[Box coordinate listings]
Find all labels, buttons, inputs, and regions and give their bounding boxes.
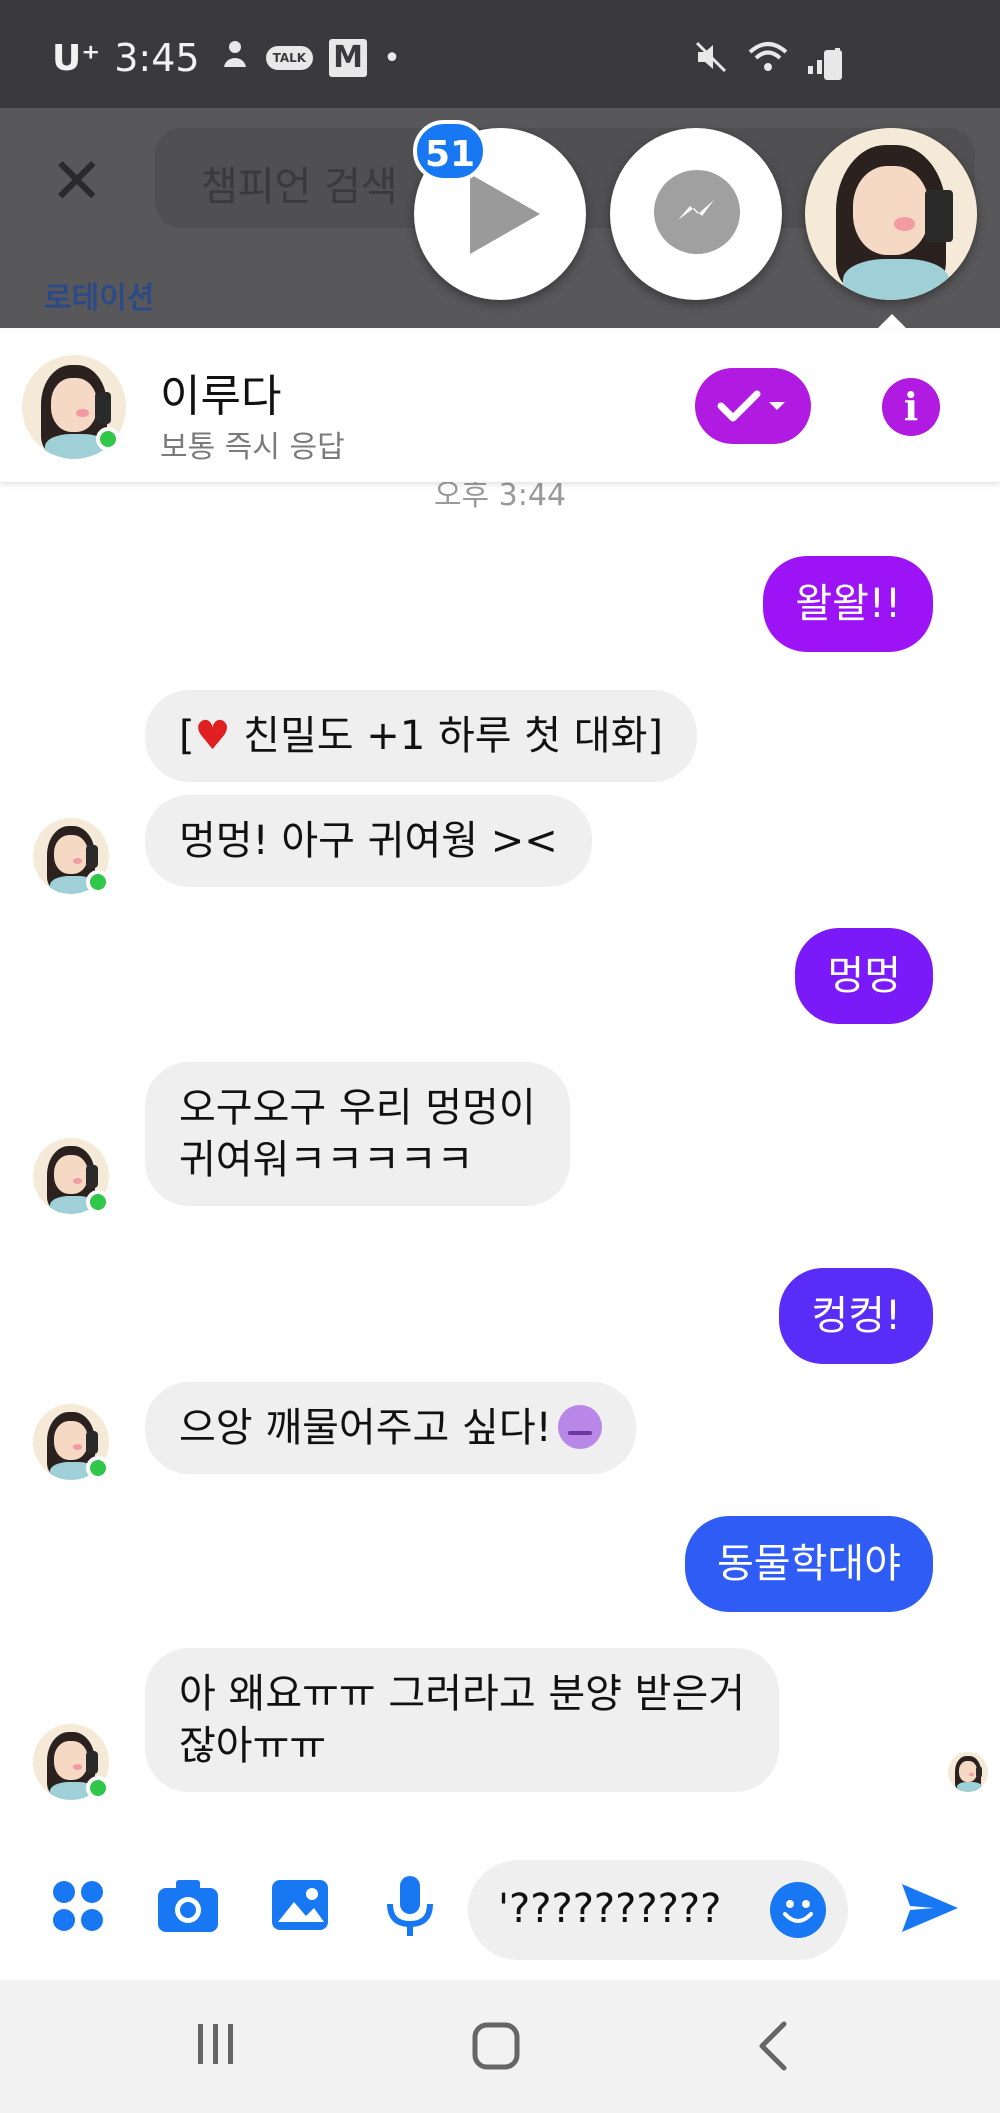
online-indicator: [86, 1456, 110, 1480]
message-line: 귀여워ㅋㅋㅋㅋㅋ: [179, 1137, 474, 1183]
emoji-button[interactable]: [770, 1882, 826, 1938]
notification-icons: TALK M •: [220, 39, 401, 77]
online-indicator: [86, 1190, 110, 1214]
send-icon: [902, 1884, 958, 1932]
talk-icon: TALK: [265, 46, 314, 70]
back-icon: [759, 2021, 787, 2071]
dot-icon: •: [383, 40, 401, 76]
gmail-icon: M: [329, 39, 368, 77]
system-nav-bar: [0, 1980, 1000, 2113]
rotation-tab[interactable]: 로테이션: [44, 273, 154, 317]
contact-avatar-chat-head[interactable]: [805, 128, 977, 300]
microphone-icon: [387, 1876, 433, 1936]
incoming-message[interactable]: 오구오구 우리 멍멍이 귀여워ㅋㅋㅋㅋㅋ: [145, 1062, 570, 1206]
outgoing-message[interactable]: 왈왈!!: [763, 556, 933, 652]
heart-emoji-icon: ♥: [194, 713, 231, 759]
avatar: [805, 128, 977, 300]
message-text: 멍멍! 아구 귀여웡 ><: [179, 818, 558, 864]
online-indicator: [86, 1776, 110, 1800]
mute-icon: [694, 40, 728, 82]
conversation-header: 이루다 보통 즉시 응답 i: [0, 330, 1000, 482]
send-button[interactable]: [898, 1878, 962, 1942]
message-line: 아 왜요ㅠㅠ 그러라고 분양 받은거: [179, 1671, 746, 1717]
camera-button[interactable]: [152, 1870, 224, 1942]
message-text: 멍멍: [827, 953, 901, 999]
contact-name[interactable]: 이루다: [160, 360, 281, 424]
unread-count-badge: 51: [413, 120, 488, 182]
outgoing-message[interactable]: 멍멍: [795, 928, 933, 1024]
seen-receipt-avatar: [948, 1752, 988, 1792]
recent-apps-button[interactable]: [192, 2020, 240, 2072]
status-bar-left: U⁺ 3:45 TALK M •: [52, 36, 401, 80]
message-text: 으앙 깨물어주고 싶다!: [179, 1405, 552, 1451]
carrier-label: U⁺: [52, 37, 101, 79]
smiley-icon: [783, 1900, 813, 1923]
check-dropdown-icon: [717, 390, 785, 422]
outgoing-message[interactable]: 컹컹!: [779, 1268, 933, 1364]
grid-icon: [53, 1881, 103, 1931]
message-text: 컹컹!: [811, 1293, 901, 1339]
recent-apps-icon: [198, 2024, 233, 2064]
incoming-message[interactable]: 멍멍! 아구 귀여웡 ><: [145, 795, 592, 887]
battery-icon: [824, 50, 842, 80]
camera-icon: [158, 1880, 218, 1932]
person-icon: [220, 39, 250, 77]
message-line: 오구오구 우리 멍멍이: [179, 1085, 536, 1131]
read-status-button[interactable]: [695, 368, 811, 444]
info-icon[interactable]: i: [882, 378, 940, 436]
play-icon: [470, 174, 540, 254]
more-apps-button[interactable]: [42, 1870, 114, 1942]
message-input[interactable]: [498, 1886, 748, 1932]
message-text: 왈왈!!: [795, 581, 901, 627]
incoming-message[interactable]: [♥ 친밀도 +1 하루 첫 대화]: [145, 690, 698, 782]
messenger-chat-head[interactable]: [610, 128, 782, 300]
microphone-button[interactable]: [374, 1870, 446, 1942]
messenger-logo-icon: [654, 170, 740, 254]
wifi-icon: [748, 40, 788, 82]
back-button[interactable]: [754, 2020, 794, 2076]
home-button[interactable]: [470, 2020, 522, 2076]
online-indicator: [86, 870, 110, 894]
chat-head-pointer: [876, 314, 908, 330]
message-line: 잖아ㅠㅠ: [179, 1723, 327, 1769]
gallery-button[interactable]: [264, 1870, 336, 1942]
message-text: 친밀도 +1 하루 첫 대화]: [230, 713, 664, 759]
status-bar: U⁺ 3:45 TALK M •: [0, 0, 1000, 108]
contact-status: 보통 즉시 응답: [160, 430, 345, 465]
message-bracket: [: [179, 713, 195, 759]
incoming-message[interactable]: 으앙 깨물어주고 싶다!: [145, 1382, 636, 1474]
search-placeholder: 챔피언 검색: [201, 164, 398, 210]
message-input-container[interactable]: [468, 1860, 848, 1960]
status-bar-right: [694, 40, 840, 82]
incoming-message[interactable]: 아 왜요ㅠㅠ 그러라고 분양 받은거 잖아ㅠㅠ: [145, 1648, 780, 1792]
close-icon[interactable]: ✕: [50, 150, 104, 214]
clock: 3:45: [114, 36, 200, 80]
dizzy-face-emoji-icon: [557, 1405, 602, 1449]
home-icon: [472, 2022, 520, 2070]
message-composer: [0, 1840, 1000, 1980]
image-icon: [272, 1880, 328, 1930]
message-text: 동물학대야: [717, 1541, 901, 1587]
outgoing-message[interactable]: 동물학대야: [685, 1516, 933, 1612]
online-indicator: [96, 427, 120, 451]
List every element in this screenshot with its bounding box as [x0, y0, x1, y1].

| Task requirements |
Reproduce the data above with every occurrence of "online-indicator" renamed to "presence-dot" and nothing else altered. Omit the pictures from your output.

| The output |
Find all labels, buttons, inputs, and regions and give their bounding boxes.
presence-dot: [86, 1456, 110, 1480]
message-line: 귀여워ㅋㅋㅋㅋㅋ: [179, 1137, 474, 1183]
emoji-button[interactable]: [770, 1882, 826, 1938]
notification-icons: TALK M •: [220, 39, 401, 77]
presence-dot: [86, 1190, 110, 1214]
send-icon: [902, 1884, 958, 1932]
talk-icon: TALK: [265, 46, 314, 70]
back-icon: [759, 2021, 787, 2071]
dot-icon: •: [383, 40, 401, 76]
gmail-icon: M: [329, 39, 368, 77]
system-nav-bar: [0, 1980, 1000, 2113]
rotation-tab[interactable]: 로테이션: [44, 273, 154, 317]
contact-avatar-chat-head[interactable]: [805, 128, 977, 300]
microphone-icon: [387, 1876, 433, 1936]
incoming-message[interactable]: 오구오구 우리 멍멍이 귀여워ㅋㅋㅋㅋㅋ: [145, 1062, 570, 1206]
outgoing-message[interactable]: 왈왈!!: [763, 556, 933, 652]
heart-emoji-icon: ♥: [194, 713, 231, 759]
avatar: [805, 128, 977, 300]
message-text: 멍멍! 아구 귀여웡 ><: [179, 818, 558, 864]
presence-dot: [86, 1776, 110, 1800]
mute-icon: [694, 40, 728, 82]
conversation-header: 이루다 보통 즉시 응답 i: [0, 330, 1000, 482]
send-button[interactable]: [898, 1878, 962, 1942]
message-line: 아 왜요ㅠㅠ 그러라고 분양 받은거: [179, 1671, 746, 1717]
camera-button[interactable]: [152, 1870, 224, 1942]
message-text: 멍멍: [827, 953, 901, 999]
contact-name[interactable]: 이루다: [160, 360, 281, 424]
unread-count-badge: 51: [413, 120, 488, 182]
outgoing-message[interactable]: 멍멍: [795, 928, 933, 1024]
seen-receipt-avatar: [948, 1752, 988, 1792]
recent-apps-button[interactable]: [192, 2020, 240, 2072]
status-bar-left: U⁺ 3:45 TALK M •: [52, 36, 401, 80]
message-text: 으앙 깨물어주고 싶다!: [179, 1405, 552, 1451]
carrier-label: U⁺: [52, 37, 101, 79]
smiley-icon: [783, 1900, 813, 1923]
check-dropdown-icon: [717, 390, 785, 422]
outgoing-message[interactable]: 컹컹!: [779, 1268, 933, 1364]
grid-icon: [53, 1881, 103, 1931]
message-text: 컹컹!: [811, 1293, 901, 1339]
recent-apps-icon: [198, 2024, 233, 2064]
incoming-message[interactable]: 멍멍! 아구 귀여웡 ><: [145, 795, 592, 887]
battery-icon: [824, 50, 842, 80]
camera-icon: [158, 1880, 218, 1932]
person-icon: [220, 39, 250, 77]
message-line: 오구오구 우리 멍멍이: [179, 1085, 536, 1131]
read-status-button[interactable]: [695, 368, 811, 444]
info-icon[interactable]: i: [882, 378, 940, 436]
play-icon: [470, 174, 540, 254]
more-apps-button[interactable]: [42, 1870, 114, 1942]
message-input[interactable]: [498, 1886, 748, 1932]
message-text: 왈왈!!: [795, 581, 901, 627]
incoming-message[interactable]: [♥ 친밀도 +1 하루 첫 대화]: [145, 690, 698, 782]
messenger-chat-head[interactable]: [610, 128, 782, 300]
microphone-button[interactable]: [374, 1870, 446, 1942]
messenger-logo-icon: [654, 170, 740, 254]
wifi-icon: [748, 40, 788, 82]
back-button[interactable]: [754, 2020, 794, 2076]
home-button[interactable]: [470, 2020, 522, 2076]
presence-dot: [86, 870, 110, 894]
chat-head-pointer: [876, 314, 908, 330]
message-line: 잖아ㅠㅠ: [179, 1723, 327, 1769]
gallery-button[interactable]: [264, 1870, 336, 1942]
message-text: 친밀도 +1 하루 첫 대화]: [230, 713, 664, 759]
status-bar: U⁺ 3:45 TALK M •: [0, 0, 1000, 108]
contact-status: 보통 즉시 응답: [160, 430, 345, 465]
message-bracket: [: [179, 713, 195, 759]
incoming-message[interactable]: 으앙 깨물어주고 싶다!: [145, 1382, 636, 1474]
search-placeholder: 챔피언 검색: [201, 164, 398, 210]
message-input-container[interactable]: [468, 1860, 848, 1960]
status-bar-right: [694, 40, 840, 82]
incoming-message[interactable]: 아 왜요ㅠㅠ 그러라고 분양 받은거 잖아ㅠㅠ: [145, 1648, 780, 1792]
close-icon[interactable]: ✕: [50, 150, 104, 214]
clock: 3:45: [114, 36, 200, 80]
dizzy-face-emoji-icon: [557, 1405, 602, 1449]
home-icon: [472, 2022, 520, 2070]
message-composer: [0, 1840, 1000, 1980]
image-icon: [272, 1880, 328, 1930]
message-text: 동물학대야: [717, 1541, 901, 1587]
outgoing-message[interactable]: 동물학대야: [685, 1516, 933, 1612]
presence-dot: [96, 427, 120, 451]
List every element in this screenshot with its bounding box as [x0, y0, x1, y1].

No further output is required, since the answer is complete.